— Written request —
Quote, without any change, the line that contains "What text is on this page?" and all lines that follow it to the end of the data below.
════════════════════
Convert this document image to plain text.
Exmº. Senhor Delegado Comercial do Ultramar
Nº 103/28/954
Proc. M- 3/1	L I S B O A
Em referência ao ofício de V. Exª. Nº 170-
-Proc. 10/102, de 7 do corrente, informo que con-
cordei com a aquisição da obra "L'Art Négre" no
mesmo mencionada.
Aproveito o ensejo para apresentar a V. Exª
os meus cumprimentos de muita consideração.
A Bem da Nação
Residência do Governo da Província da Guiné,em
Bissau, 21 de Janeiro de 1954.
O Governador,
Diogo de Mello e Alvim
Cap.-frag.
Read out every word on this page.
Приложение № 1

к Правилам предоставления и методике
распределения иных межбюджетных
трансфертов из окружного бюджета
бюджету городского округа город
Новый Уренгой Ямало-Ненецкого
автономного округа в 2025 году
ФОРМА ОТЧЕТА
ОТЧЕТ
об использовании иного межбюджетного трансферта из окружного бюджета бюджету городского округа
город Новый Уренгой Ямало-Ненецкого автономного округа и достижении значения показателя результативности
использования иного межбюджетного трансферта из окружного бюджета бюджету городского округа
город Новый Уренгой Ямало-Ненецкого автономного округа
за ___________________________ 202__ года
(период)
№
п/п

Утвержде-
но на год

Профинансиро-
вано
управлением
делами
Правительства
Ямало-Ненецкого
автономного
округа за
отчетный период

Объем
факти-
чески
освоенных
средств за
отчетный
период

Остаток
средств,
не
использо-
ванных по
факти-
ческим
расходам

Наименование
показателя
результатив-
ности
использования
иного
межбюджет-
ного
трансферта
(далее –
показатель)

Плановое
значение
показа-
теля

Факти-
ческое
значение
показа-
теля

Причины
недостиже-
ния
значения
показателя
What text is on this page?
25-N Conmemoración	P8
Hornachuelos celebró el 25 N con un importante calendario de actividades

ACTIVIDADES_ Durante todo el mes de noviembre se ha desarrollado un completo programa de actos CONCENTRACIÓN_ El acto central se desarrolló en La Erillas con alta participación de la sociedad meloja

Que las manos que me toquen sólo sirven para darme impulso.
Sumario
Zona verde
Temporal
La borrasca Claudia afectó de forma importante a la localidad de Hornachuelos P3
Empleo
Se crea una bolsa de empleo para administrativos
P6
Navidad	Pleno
════════════════════
— Response to this exercise —
What text is on this page?
25-N Conmemoración	P8
Hornachuelos celebró el 25 N con un importante calendario de actividades

ACTIVIDADES_ Durante todo el mes de noviembre se ha desarrollado un completo programa de actos CONCENTRACIÓN_ El acto central se desarrolló en La Erillas con alta participación de la sociedad meloja

Que las manos que me toquen sólo sirven para darme impulso.
Sumario
Zona verde
Temporal
La borrasca Claudia afectó de forma importante a la localidad de Hornachuelos P3
Empleo
Se crea una bolsa de empleo para administrativos
P6
Navidad	Pleno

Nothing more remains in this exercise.